§ **Required task**
Your task is to filter the data below down to the lines holding "distribution".

§ **Record extracts**

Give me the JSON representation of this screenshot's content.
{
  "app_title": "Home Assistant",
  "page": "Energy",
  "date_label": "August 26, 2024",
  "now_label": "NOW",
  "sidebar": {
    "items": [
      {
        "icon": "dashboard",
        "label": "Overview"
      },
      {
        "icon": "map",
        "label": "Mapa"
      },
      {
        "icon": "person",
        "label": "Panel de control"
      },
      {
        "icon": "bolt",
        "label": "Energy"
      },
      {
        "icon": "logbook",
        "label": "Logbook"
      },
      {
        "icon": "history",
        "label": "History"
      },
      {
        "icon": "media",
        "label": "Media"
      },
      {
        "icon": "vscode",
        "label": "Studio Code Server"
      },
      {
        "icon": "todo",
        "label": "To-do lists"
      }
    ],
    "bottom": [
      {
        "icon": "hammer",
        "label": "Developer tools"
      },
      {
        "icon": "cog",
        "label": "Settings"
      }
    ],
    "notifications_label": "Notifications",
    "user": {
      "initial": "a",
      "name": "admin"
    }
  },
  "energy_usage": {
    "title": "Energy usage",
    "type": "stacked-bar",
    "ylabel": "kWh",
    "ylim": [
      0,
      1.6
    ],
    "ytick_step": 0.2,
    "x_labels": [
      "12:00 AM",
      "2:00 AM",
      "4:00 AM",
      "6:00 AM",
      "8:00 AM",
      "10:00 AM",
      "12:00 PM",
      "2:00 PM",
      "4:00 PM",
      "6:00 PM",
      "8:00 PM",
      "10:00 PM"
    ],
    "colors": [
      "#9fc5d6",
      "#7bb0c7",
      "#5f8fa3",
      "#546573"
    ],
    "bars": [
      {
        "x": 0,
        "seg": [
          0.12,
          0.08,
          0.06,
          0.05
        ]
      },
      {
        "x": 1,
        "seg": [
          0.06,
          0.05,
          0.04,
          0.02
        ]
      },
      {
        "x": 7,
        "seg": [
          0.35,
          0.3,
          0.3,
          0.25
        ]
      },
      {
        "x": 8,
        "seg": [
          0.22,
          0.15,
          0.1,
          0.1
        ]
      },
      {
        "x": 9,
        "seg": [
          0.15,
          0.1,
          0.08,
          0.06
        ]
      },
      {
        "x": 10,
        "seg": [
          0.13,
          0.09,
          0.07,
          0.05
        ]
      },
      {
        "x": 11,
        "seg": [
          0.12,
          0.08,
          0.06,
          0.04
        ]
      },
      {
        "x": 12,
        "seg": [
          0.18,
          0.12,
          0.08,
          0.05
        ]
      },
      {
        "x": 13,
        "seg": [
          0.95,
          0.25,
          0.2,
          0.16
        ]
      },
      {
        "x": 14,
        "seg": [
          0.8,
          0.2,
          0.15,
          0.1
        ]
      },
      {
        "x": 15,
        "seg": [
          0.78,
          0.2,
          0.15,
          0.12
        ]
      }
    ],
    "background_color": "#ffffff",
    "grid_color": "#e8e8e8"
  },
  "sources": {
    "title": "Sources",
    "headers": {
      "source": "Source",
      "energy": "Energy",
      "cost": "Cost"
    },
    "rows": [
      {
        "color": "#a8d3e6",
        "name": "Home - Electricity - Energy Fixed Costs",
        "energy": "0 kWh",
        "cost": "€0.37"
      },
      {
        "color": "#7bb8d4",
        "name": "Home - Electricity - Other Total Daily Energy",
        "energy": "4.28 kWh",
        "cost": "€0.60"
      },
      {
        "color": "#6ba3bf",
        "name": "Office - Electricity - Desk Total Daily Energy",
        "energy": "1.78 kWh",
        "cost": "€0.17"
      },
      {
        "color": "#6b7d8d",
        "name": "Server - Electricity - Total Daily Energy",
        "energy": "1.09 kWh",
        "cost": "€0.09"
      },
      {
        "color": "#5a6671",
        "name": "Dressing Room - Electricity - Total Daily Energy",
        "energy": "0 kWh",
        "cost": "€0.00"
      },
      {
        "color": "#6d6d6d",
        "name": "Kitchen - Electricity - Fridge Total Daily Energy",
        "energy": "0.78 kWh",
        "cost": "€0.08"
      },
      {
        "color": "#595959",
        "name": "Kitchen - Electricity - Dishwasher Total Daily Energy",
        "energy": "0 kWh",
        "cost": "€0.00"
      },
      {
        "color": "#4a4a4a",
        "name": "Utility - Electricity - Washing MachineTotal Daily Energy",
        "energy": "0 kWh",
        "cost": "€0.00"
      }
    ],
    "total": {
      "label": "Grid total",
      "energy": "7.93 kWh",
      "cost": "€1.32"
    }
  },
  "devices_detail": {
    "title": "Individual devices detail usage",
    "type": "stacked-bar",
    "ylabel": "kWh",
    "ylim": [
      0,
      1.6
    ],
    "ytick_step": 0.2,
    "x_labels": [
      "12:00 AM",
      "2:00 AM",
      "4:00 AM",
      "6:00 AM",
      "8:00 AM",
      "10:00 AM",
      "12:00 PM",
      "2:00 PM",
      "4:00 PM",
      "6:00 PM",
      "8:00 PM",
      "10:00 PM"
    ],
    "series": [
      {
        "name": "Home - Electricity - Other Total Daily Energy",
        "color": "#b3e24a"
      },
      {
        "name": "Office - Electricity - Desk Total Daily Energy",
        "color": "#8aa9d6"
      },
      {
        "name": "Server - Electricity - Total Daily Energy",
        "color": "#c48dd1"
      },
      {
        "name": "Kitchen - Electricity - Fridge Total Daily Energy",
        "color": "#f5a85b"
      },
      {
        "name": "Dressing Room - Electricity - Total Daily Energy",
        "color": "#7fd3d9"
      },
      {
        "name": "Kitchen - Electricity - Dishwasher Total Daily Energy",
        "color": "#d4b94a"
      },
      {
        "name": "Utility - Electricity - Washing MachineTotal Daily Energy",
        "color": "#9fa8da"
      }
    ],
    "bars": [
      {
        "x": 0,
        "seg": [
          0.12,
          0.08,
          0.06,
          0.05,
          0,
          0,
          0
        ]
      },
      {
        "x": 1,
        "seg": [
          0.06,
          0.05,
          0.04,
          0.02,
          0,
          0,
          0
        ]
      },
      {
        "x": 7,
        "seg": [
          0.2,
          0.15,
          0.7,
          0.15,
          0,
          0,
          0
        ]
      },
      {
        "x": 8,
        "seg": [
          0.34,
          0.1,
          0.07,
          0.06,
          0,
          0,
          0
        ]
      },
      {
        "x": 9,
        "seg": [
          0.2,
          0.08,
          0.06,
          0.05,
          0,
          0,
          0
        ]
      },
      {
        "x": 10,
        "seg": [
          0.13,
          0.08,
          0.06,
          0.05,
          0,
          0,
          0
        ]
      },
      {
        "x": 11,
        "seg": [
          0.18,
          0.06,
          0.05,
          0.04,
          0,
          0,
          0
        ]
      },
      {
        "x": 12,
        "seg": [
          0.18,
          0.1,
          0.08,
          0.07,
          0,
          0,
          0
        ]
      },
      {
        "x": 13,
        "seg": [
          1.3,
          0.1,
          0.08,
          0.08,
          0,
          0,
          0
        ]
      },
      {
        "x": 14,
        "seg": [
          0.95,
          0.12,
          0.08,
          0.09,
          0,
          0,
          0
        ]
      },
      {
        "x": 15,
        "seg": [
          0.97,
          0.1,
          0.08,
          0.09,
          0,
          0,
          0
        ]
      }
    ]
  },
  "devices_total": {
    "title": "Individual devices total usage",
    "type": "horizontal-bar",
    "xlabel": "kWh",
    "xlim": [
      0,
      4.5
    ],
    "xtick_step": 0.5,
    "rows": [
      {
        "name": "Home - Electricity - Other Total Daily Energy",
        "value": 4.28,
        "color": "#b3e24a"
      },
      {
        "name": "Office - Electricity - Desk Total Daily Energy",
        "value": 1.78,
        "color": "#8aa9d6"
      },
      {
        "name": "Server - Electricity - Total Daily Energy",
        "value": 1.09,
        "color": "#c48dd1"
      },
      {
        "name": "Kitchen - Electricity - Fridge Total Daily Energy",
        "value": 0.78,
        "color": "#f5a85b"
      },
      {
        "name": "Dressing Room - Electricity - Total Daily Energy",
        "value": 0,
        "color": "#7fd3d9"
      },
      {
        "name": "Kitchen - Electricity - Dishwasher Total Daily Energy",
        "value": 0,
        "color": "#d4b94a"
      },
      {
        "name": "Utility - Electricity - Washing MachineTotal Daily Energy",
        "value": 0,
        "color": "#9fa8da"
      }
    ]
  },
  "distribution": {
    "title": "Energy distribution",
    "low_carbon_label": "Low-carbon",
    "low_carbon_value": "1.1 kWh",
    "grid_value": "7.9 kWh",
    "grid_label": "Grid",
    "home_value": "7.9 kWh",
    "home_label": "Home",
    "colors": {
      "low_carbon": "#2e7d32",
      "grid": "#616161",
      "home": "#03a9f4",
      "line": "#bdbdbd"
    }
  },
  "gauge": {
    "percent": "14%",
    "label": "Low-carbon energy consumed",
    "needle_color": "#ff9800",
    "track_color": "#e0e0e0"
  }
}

§ **Answer to this problem**
  "distribution": {
    "title": "Energy distribution",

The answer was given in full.